[START Extracted material]

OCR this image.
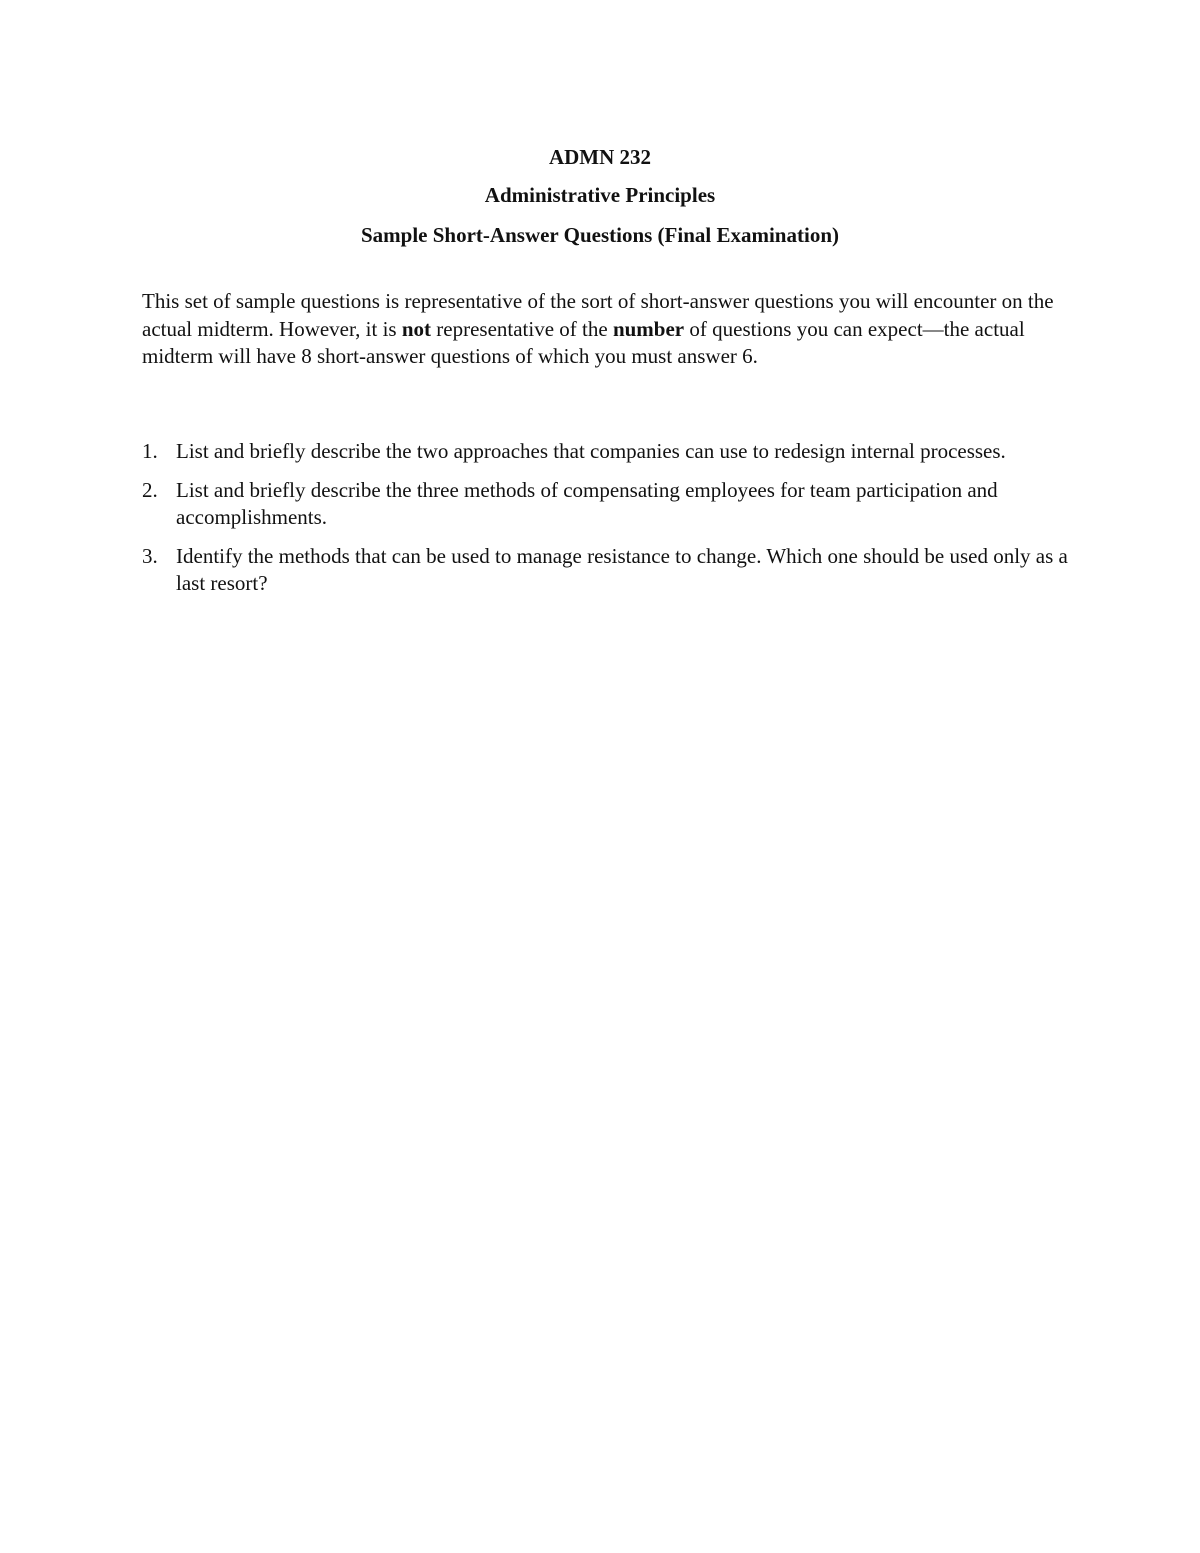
ADMN 232
Administrative Principles
Sample Short-Answer Questions (Final Examination)

This set of sample questions is representative of the sort of short-answer questions you will encounter on the actual midterm. However, it is not representative of the number of questions you can expect—the actual midterm will have 8 short-answer questions of which you must answer 6.

1. List and briefly describe the two approaches that companies can use to redesign internal processes.
2. List and briefly describe the three methods of compensating employees for team participation and accomplishments.
3. Identify the methods that can be used to manage resistance to change. Which one should be used only as a last resort?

[END Extracted material]

## Work to be completed
The answer is a single number, the count of lines in the records that contain the string "briefly".

## Exercise solution
2